WHAT IS NEEDED: Set every record down verbatim and omit the pictures.

----

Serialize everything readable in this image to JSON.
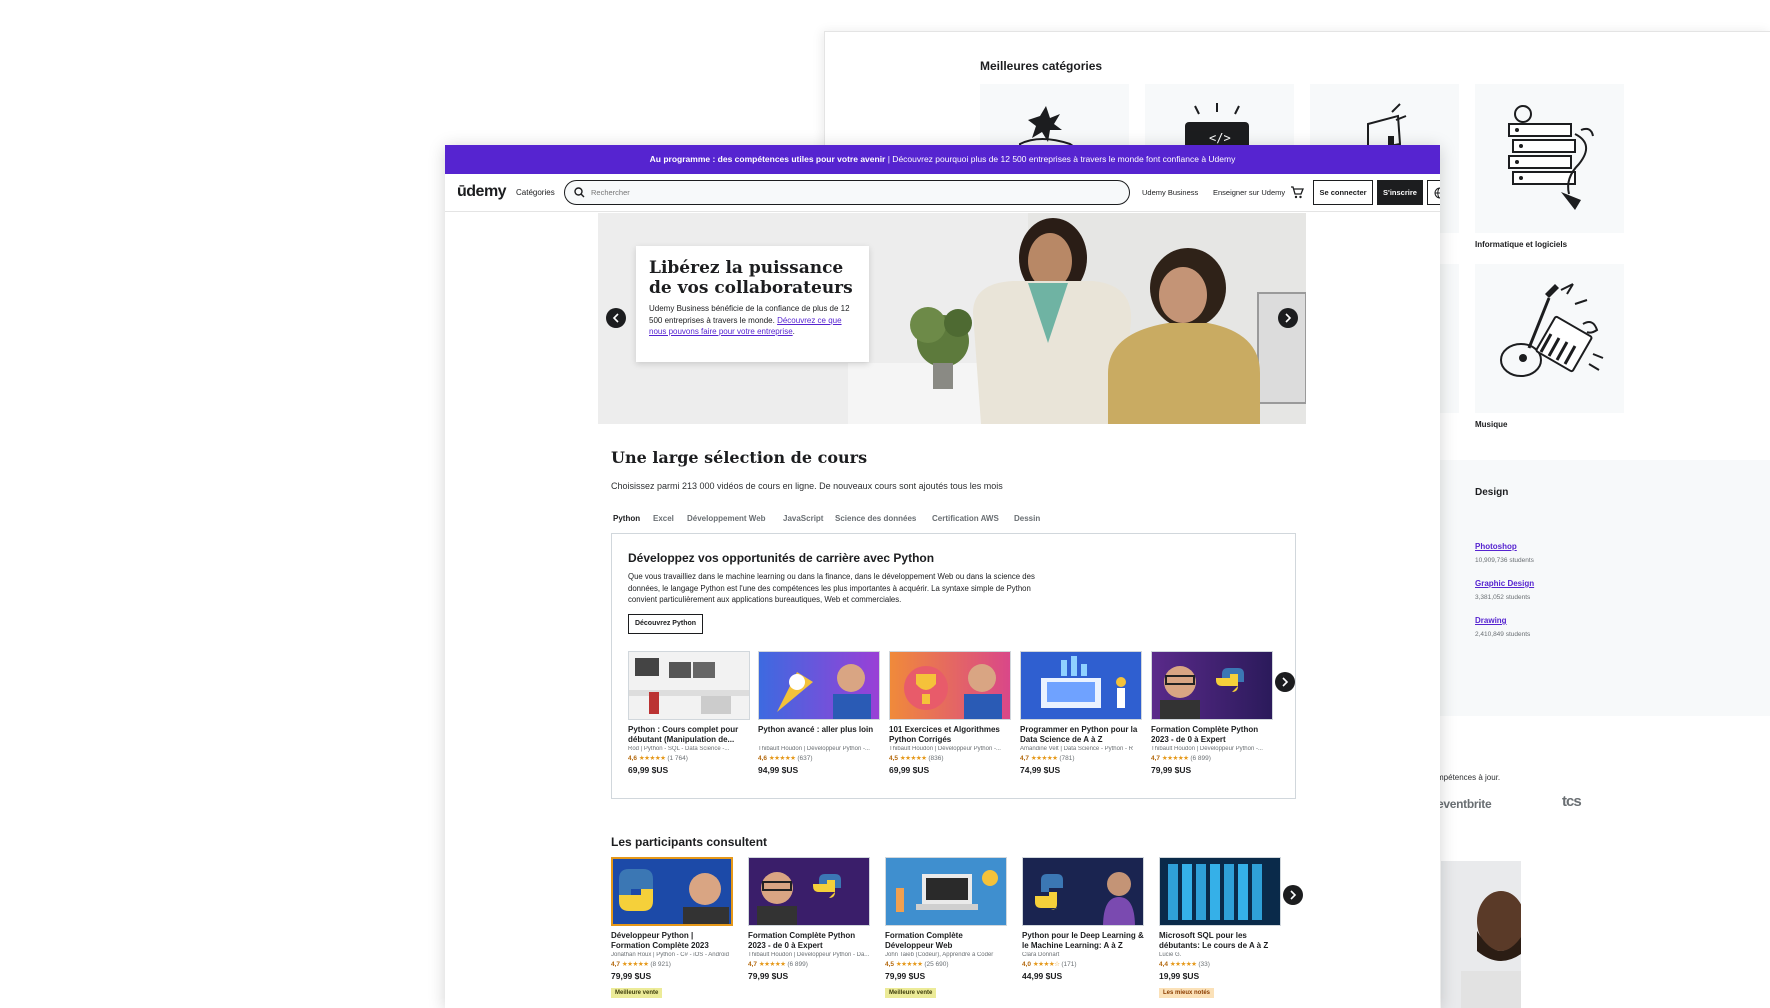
{
  "background_page": {
    "title": "Meilleures catégories",
    "categories": [
      {
        "name": ""
      },
      {
        "name": ""
      },
      {
        "name": ""
      },
      {
        "name": "Informatique et logiciels"
      },
      {
        "name": "Musique"
      }
    ],
    "design_section": {
      "title": "Design",
      "links": [
        {
          "label": "Photoshop",
          "students": "10,909,736 students"
        },
        {
          "label": "Graphic Design",
          "students": "3,381,052 students"
        },
        {
          "label": "Drawing",
          "students": "2,410,849 students"
        }
      ]
    },
    "fragment_heading": "e",
    "fragment_text": "mpétences à jour.",
    "logos": [
      "eventbrite",
      "tcs"
    ]
  },
  "banner": {
    "bold": "Au programme : des compétences utiles pour votre avenir",
    "text": " | Découvrez pourquoi plus de 12 500 entreprises à travers le monde font confiance à Udemy"
  },
  "header": {
    "logo": "ūdemy",
    "categories": "Catégories",
    "search_placeholder": "Rechercher",
    "business": "Udemy Business",
    "teach": "Enseigner sur Udemy",
    "login": "Se connecter",
    "signup": "S'inscrire"
  },
  "hero": {
    "title": "Libérez la puissance de vos collaborateurs",
    "text": "Udemy Business bénéficie de la confiance de plus de 12 500 entreprises à travers le monde. ",
    "link": "Découvrez ce que nous pouvons faire pour votre entreprise",
    "after_link": "."
  },
  "selection": {
    "title": "Une large sélection de cours",
    "description": "Choisissez parmi 213 000 vidéos de cours en ligne. De nouveaux cours sont ajoutés tous les mois",
    "tabs": [
      "Python",
      "Excel",
      "Développement Web",
      "JavaScript",
      "Science des données",
      "Certification AWS",
      "Dessin"
    ],
    "box": {
      "title": "Développez vos opportunités de carrière avec Python",
      "description": "Que vous travailliez dans le machine learning ou dans la finance, dans le développement Web ou dans la science des données, le langage Python est l'une des compétences les plus importantes à acquérir. La syntaxe simple de Python convient particulièrement aux applications bureautiques, Web et commerciales.",
      "button": "Découvrez Python"
    },
    "courses": [
      {
        "title": "Python : Cours complet pour débutant (Manipulation de...",
        "author": "Rod | Python - SQL - Data Science -...",
        "rating": "4,6",
        "stars": "★★★★★",
        "count": "(1 764)",
        "price": "69,99 $US"
      },
      {
        "title": "Python avancé : aller plus loin",
        "author": "Thibault Houdon | Développeur Python -...",
        "rating": "4,6",
        "stars": "★★★★★",
        "count": "(637)",
        "price": "94,99 $US"
      },
      {
        "title": "101 Exercices et Algorithmes Python Corrigés",
        "author": "Thibault Houdon | Développeur Python -...",
        "rating": "4,5",
        "stars": "★★★★★",
        "count": "(836)",
        "price": "69,99 $US"
      },
      {
        "title": "Programmer en Python pour la Data Science de A à Z",
        "author": "Amandine Velt | Data Science - Python - R",
        "rating": "4,7",
        "stars": "★★★★★",
        "count": "(781)",
        "price": "74,99 $US"
      },
      {
        "title": "Formation Complète Python 2023 - de 0 à Expert",
        "author": "Thibault Houdon | Développeur Python -...",
        "rating": "4,7",
        "stars": "★★★★★",
        "count": "(6 899)",
        "price": "79,99 $US"
      }
    ]
  },
  "participants": {
    "title": "Les participants consultent",
    "courses": [
      {
        "title": "Développeur Python | Formation Complète 2023",
        "author": "Jonathan Roux | Python - C# - iOS - Android",
        "rating": "4,7",
        "stars": "★★★★★",
        "count": "(8 921)",
        "price": "79,99 $US",
        "badge": "Meilleure vente"
      },
      {
        "title": "Formation Complète Python 2023 - de 0 à Expert",
        "author": "Thibault Houdon | Développeur Python - Da...",
        "rating": "4,7",
        "stars": "★★★★★",
        "count": "(6 899)",
        "price": "79,99 $US",
        "badge": ""
      },
      {
        "title": "Formation Complète Développeur Web",
        "author": "John Taieb (Codeur), Apprendre à Coder",
        "rating": "4,5",
        "stars": "★★★★★",
        "count": "(25 690)",
        "price": "79,99 $US",
        "badge": "Meilleure vente"
      },
      {
        "title": "Python pour le Deep Learning & le Machine Learning: A à Z",
        "author": "Clara Donnart",
        "rating": "4,0",
        "stars": "★★★★☆",
        "count": "(171)",
        "price": "44,99 $US",
        "badge": ""
      },
      {
        "title": "Microsoft SQL pour les débutants: Le cours de A à Z",
        "author": "Lucie G.",
        "rating": "4,4",
        "stars": "★★★★★",
        "count": "(33)",
        "price": "19,99 $US",
        "badge": "Les mieux notés"
      }
    ]
  }
}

----

EXERCISE SOLUTION:
Serialize everything readable in this image to JSON.
{
  "background_page": {
    "title": "Meilleures catégories",
    "categories": [
      {
        "name": ""
      },
      {
        "name": ""
      },
      {
        "name": ""
      },
      {
        "name": "Informatique et logiciels"
      },
      {
        "name": "Musique"
      }
    ],
    "design_section": {
      "title": "Design",
      "links": [
        {
          "label": "Photoshop",
          "students": "10,909,736 students"
        },
        {
          "label": "Graphic Design",
          "students": "3,381,052 students"
        },
        {
          "label": "Drawing",
          "students": "2,410,849 students"
        }
      ]
    },
    "fragment_heading": "e",
    "fragment_text": "mpétences à jour.",
    "logos": [
      "eventbrite",
      "tcs"
    ]
  },
  "banner": {
    "bold": "Au programme : des compétences utiles pour votre avenir",
    "text": " | Découvrez pourquoi plus de 12 500 entreprises à travers le monde font confiance à Udemy"
  },
  "header": {
    "logo": "ūdemy",
    "categories": "Catégories",
    "search_placeholder": "Rechercher",
    "business": "Udemy Business",
    "teach": "Enseigner sur Udemy",
    "login": "Se connecter",
    "signup": "S'inscrire"
  },
  "hero": {
    "title": "Libérez la puissance de vos collaborateurs",
    "text": "Udemy Business bénéficie de la confiance de plus de 12 500 entreprises à travers le monde. ",
    "link": "Découvrez ce que nous pouvons faire pour votre entreprise",
    "after_link": "."
  },
  "selection": {
    "title": "Une large sélection de cours",
    "description": "Choisissez parmi 213 000 vidéos de cours en ligne. De nouveaux cours sont ajoutés tous les mois",
    "tabs": [
      "Python",
      "Excel",
      "Développement Web",
      "JavaScript",
      "Science des données",
      "Certification AWS",
      "Dessin"
    ],
    "box": {
      "title": "Développez vos opportunités de carrière avec Python",
      "description": "Que vous travailliez dans le machine learning ou dans la finance, dans le développement Web ou dans la science des données, le langage Python est l'une des compétences les plus importantes à acquérir. La syntaxe simple de Python convient particulièrement aux applications bureautiques, Web et commerciales.",
      "button": "Découvrez Python"
    },
    "courses": [
      {
        "title": "Python : Cours complet pour débutant (Manipulation de...",
        "author": "Rod | Python - SQL - Data Science -...",
        "rating": "4,6",
        "stars": "★★★★★",
        "count": "(1 764)",
        "price": "69,99 $US"
      },
      {
        "title": "Python avancé : aller plus loin",
        "author": "Thibault Houdon | Développeur Python -...",
        "rating": "4,6",
        "stars": "★★★★★",
        "count": "(637)",
        "price": "94,99 $US"
      },
      {
        "title": "101 Exercices et Algorithmes Python Corrigés",
        "author": "Thibault Houdon | Développeur Python -...",
        "rating": "4,5",
        "stars": "★★★★★",
        "count": "(836)",
        "price": "69,99 $US"
      },
      {
        "title": "Programmer en Python pour la Data Science de A à Z",
        "author": "Amandine Velt | Data Science - Python - R",
        "rating": "4,7",
        "stars": "★★★★★",
        "count": "(781)",
        "price": "74,99 $US"
      },
      {
        "title": "Formation Complète Python 2023 - de 0 à Expert",
        "author": "Thibault Houdon | Développeur Python -...",
        "rating": "4,7",
        "stars": "★★★★★",
        "count": "(6 899)",
        "price": "79,99 $US"
      }
    ]
  },
  "participants": {
    "title": "Les participants consultent",
    "courses": [
      {
        "title": "Développeur Python | Formation Complète 2023",
        "author": "Jonathan Roux | Python - C# - iOS - Android",
        "rating": "4,7",
        "stars": "★★★★★",
        "count": "(8 921)",
        "price": "79,99 $US",
        "badge": "Meilleure vente"
      },
      {
        "title": "Formation Complète Python 2023 - de 0 à Expert",
        "author": "Thibault Houdon | Développeur Python - Da...",
        "rating": "4,7",
        "stars": "★★★★★",
        "count": "(6 899)",
        "price": "79,99 $US",
        "badge": ""
      },
      {
        "title": "Formation Complète Développeur Web",
        "author": "John Taieb (Codeur), Apprendre à Coder",
        "rating": "4,5",
        "stars": "★★★★★",
        "count": "(25 690)",
        "price": "79,99 $US",
        "badge": "Meilleure vente"
      },
      {
        "title": "Python pour le Deep Learning & le Machine Learning: A à Z",
        "author": "Clara Donnart",
        "rating": "4,0",
        "stars": "★★★★☆",
        "count": "(171)",
        "price": "44,99 $US",
        "badge": ""
      },
      {
        "title": "Microsoft SQL pour les débutants: Le cours de A à Z",
        "author": "Lucie G.",
        "rating": "4,4",
        "stars": "★★★★★",
        "count": "(33)",
        "price": "19,99 $US",
        "badge": "Les mieux notés"
      }
    ]
  }
}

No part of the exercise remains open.